***** Data listing

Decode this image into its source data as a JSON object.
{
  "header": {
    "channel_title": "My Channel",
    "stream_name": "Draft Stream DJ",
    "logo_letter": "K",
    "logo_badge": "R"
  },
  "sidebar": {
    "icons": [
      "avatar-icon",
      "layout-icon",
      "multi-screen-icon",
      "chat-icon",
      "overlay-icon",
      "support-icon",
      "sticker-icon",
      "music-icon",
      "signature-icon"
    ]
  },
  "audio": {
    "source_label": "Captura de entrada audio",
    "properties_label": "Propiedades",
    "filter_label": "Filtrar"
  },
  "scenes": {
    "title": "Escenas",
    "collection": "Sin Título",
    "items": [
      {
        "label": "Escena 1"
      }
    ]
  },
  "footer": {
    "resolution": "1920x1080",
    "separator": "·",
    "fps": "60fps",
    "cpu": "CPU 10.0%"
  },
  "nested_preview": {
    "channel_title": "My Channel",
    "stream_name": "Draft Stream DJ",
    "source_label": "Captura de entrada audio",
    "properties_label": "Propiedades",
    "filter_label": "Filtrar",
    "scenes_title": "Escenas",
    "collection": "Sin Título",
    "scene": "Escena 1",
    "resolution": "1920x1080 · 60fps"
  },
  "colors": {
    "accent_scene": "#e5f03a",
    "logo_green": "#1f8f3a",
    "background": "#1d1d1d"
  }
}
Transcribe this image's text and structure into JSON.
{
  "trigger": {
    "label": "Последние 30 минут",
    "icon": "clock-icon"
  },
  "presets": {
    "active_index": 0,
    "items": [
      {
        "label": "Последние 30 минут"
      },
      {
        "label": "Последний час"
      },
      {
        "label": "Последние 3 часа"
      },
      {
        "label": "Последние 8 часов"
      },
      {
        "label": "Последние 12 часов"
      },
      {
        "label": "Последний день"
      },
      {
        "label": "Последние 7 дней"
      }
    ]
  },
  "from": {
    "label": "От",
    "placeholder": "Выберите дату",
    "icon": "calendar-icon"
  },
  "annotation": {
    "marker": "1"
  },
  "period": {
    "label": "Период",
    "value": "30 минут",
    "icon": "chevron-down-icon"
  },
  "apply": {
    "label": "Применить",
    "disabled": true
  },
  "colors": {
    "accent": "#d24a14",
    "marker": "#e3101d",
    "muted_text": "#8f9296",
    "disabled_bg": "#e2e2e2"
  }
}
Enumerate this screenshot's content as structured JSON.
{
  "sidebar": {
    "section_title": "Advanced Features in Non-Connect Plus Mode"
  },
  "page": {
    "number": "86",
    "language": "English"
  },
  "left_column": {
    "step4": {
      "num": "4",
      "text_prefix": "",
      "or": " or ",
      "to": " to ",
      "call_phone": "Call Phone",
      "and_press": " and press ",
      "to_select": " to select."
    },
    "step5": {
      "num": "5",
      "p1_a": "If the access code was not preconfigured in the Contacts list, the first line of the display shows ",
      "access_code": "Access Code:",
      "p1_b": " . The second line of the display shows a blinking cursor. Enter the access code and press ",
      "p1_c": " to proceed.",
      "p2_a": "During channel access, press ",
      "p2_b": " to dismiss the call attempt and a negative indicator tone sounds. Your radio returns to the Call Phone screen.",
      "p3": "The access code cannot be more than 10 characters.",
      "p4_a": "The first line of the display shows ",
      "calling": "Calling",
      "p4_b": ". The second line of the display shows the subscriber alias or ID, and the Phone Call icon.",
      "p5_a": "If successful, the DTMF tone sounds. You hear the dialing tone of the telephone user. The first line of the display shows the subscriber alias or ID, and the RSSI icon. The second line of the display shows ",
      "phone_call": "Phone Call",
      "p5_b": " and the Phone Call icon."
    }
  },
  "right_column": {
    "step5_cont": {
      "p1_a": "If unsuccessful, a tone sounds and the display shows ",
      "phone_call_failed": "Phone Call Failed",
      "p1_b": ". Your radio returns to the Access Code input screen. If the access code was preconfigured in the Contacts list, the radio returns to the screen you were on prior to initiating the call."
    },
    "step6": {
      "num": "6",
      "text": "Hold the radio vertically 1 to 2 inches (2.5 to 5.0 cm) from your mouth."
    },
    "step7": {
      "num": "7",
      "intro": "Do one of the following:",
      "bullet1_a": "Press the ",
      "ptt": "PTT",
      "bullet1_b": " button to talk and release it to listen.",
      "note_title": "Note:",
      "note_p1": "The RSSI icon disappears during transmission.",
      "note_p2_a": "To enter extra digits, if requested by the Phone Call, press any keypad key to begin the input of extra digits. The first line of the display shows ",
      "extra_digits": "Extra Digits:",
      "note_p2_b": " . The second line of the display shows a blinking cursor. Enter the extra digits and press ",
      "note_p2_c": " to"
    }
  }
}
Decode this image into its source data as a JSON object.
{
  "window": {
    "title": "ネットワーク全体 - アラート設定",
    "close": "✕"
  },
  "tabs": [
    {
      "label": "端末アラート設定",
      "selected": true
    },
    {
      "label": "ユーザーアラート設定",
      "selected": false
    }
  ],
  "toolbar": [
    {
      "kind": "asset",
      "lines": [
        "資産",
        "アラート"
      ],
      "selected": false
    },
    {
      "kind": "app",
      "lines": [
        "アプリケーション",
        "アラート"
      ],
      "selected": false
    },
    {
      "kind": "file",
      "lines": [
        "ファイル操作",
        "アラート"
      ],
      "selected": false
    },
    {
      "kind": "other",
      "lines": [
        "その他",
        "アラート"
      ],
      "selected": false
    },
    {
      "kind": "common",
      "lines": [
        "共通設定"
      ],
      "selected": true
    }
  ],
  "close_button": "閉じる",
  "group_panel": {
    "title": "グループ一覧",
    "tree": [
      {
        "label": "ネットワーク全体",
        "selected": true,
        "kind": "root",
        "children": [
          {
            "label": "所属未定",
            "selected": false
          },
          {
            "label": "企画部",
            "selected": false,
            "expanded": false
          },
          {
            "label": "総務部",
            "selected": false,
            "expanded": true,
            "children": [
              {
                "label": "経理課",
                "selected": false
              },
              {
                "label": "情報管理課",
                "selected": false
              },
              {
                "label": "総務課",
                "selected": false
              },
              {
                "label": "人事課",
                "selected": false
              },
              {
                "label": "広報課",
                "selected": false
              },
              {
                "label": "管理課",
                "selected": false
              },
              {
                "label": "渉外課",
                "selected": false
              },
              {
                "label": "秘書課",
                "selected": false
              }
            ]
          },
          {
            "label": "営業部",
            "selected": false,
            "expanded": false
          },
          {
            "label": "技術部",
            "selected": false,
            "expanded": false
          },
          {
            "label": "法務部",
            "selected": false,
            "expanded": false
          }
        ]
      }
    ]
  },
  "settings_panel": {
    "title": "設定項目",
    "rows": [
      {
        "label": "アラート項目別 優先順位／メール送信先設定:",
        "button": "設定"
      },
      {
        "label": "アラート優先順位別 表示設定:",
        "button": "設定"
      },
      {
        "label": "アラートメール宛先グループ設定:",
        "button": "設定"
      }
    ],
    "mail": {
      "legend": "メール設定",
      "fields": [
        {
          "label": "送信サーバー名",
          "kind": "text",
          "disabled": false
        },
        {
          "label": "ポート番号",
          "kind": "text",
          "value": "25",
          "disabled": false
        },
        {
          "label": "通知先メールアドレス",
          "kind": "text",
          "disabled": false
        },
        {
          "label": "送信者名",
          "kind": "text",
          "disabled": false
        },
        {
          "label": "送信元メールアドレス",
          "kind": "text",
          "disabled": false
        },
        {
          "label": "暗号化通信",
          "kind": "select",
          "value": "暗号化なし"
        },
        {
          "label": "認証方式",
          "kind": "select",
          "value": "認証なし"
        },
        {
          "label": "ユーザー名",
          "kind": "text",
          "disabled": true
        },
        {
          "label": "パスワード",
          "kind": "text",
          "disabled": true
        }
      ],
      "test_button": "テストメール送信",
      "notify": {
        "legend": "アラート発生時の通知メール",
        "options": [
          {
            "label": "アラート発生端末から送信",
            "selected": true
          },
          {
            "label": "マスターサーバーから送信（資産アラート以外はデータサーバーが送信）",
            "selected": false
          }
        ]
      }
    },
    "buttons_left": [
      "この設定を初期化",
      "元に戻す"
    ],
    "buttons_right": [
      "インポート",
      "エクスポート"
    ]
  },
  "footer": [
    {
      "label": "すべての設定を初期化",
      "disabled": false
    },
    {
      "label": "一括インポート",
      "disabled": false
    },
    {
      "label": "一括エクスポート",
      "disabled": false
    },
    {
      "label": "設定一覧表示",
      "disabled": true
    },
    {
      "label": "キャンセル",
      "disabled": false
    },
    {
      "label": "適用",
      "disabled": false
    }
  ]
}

**********

**What you will do:** Copy all lines from the listing that contain "radio".

**Exercise result:**
      "p2_b": " to dismiss the call attempt and a negative indicator tone sounds. Your radio returns to the Call Phone screen.",
      "p1_b": ". Your radio returns to the Access Code input screen. If the access code was preconfigured in the Contacts list, the radio returns to the screen you were on prior to initiating the call."
      "text": "Hold the radio vertically 1 to 2 inches (2.5 to 5.0 cm) from your mouth."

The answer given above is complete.